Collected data
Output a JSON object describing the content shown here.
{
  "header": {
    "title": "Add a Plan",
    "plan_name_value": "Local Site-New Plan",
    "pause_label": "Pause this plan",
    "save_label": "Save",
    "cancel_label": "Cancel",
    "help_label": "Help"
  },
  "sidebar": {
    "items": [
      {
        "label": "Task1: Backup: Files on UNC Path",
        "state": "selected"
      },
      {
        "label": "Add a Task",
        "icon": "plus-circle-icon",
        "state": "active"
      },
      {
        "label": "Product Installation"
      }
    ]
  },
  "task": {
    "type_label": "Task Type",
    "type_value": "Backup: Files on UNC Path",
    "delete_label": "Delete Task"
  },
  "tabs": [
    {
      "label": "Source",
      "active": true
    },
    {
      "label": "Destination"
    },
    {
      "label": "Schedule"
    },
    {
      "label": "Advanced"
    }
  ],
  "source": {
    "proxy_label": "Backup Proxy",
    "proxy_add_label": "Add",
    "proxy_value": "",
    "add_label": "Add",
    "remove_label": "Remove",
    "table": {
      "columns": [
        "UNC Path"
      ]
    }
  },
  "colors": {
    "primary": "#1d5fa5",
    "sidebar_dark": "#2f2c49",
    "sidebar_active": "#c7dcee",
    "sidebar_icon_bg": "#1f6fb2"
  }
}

DIRECTION: Pull every line containing the word "Path" out of the entries above.

SOLVED PROBLEM:
        "label": "Task1: Backup: Files on UNC Path",
    "type_value": "Backup: Files on UNC Path",
        "UNC Path"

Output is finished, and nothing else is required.